__Given request__
Go through the lines below. Copy those with "umowa".

__Task material__
+ + +

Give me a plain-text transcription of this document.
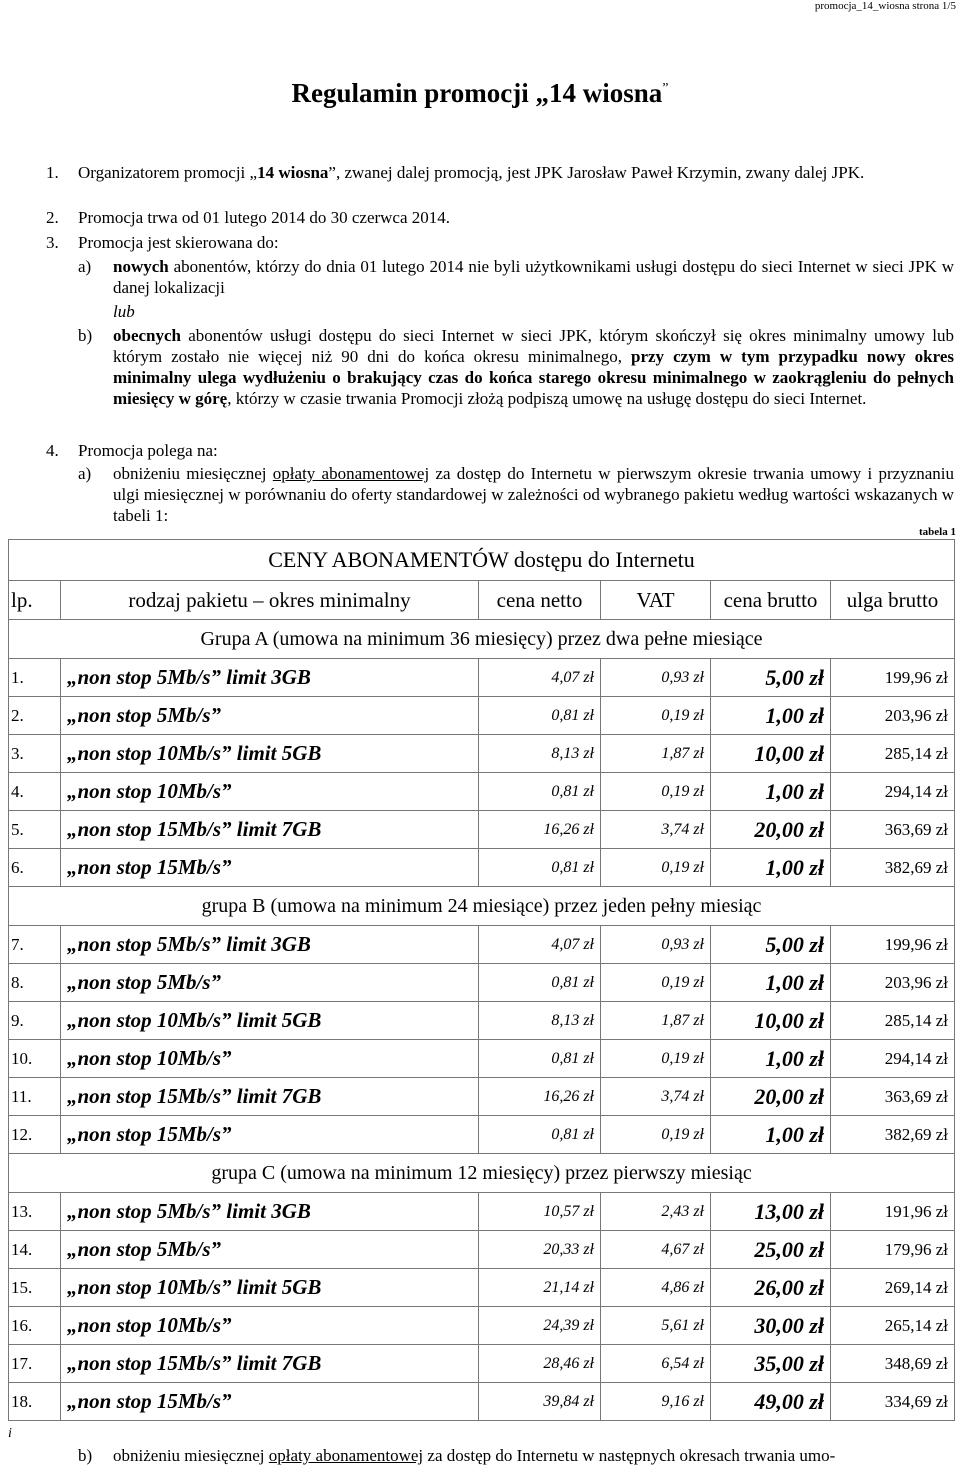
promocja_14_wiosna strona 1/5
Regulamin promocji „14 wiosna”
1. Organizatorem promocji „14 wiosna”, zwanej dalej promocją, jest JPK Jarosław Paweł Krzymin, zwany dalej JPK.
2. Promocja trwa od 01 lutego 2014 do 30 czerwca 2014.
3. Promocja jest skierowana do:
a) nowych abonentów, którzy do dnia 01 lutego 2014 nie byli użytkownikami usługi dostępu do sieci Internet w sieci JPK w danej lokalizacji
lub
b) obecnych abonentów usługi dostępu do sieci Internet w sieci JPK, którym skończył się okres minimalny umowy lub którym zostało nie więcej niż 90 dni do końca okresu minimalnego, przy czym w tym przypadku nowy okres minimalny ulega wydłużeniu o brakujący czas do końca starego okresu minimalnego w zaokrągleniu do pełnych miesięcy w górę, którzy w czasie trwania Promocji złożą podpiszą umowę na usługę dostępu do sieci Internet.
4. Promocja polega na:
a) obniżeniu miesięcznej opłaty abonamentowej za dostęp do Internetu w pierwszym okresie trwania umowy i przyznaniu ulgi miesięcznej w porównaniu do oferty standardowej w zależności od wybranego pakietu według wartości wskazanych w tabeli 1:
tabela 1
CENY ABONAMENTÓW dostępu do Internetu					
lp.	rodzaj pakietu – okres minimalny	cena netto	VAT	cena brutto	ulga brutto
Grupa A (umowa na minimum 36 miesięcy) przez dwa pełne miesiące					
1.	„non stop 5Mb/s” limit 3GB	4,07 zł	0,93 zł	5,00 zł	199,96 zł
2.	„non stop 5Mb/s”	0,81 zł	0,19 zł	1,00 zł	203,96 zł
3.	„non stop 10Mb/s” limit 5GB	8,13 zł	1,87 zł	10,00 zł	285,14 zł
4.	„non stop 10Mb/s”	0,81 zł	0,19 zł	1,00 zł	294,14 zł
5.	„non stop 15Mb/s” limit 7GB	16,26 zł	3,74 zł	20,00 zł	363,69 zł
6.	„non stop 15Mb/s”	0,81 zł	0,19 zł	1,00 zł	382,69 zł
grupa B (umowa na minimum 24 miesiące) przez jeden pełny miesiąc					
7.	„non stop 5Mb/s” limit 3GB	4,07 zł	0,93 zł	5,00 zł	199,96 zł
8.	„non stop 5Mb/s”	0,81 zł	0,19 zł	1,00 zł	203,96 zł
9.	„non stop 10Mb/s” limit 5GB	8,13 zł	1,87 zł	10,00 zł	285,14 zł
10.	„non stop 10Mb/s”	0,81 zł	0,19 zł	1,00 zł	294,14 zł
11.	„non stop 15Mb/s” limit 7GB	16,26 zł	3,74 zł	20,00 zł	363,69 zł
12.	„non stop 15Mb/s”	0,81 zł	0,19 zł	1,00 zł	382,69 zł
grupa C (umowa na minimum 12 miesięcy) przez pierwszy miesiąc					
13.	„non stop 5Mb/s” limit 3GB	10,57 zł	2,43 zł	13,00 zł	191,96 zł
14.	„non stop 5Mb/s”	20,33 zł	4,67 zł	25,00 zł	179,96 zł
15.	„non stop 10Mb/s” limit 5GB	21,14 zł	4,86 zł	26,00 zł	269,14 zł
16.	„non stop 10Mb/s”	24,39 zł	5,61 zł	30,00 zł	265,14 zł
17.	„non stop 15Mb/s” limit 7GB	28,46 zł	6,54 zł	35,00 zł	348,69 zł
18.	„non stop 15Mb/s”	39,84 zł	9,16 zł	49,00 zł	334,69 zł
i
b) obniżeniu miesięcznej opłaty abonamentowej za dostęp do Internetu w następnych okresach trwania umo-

+ + +

__Finished task__
Grupa A (umowa na minimum 36 miesięcy) przez dwa pełne miesiące					
grupa B (umowa na minimum 24 miesiące) przez jeden pełny miesiąc					
grupa C (umowa na minimum 12 miesięcy) przez pierwszy miesiąc					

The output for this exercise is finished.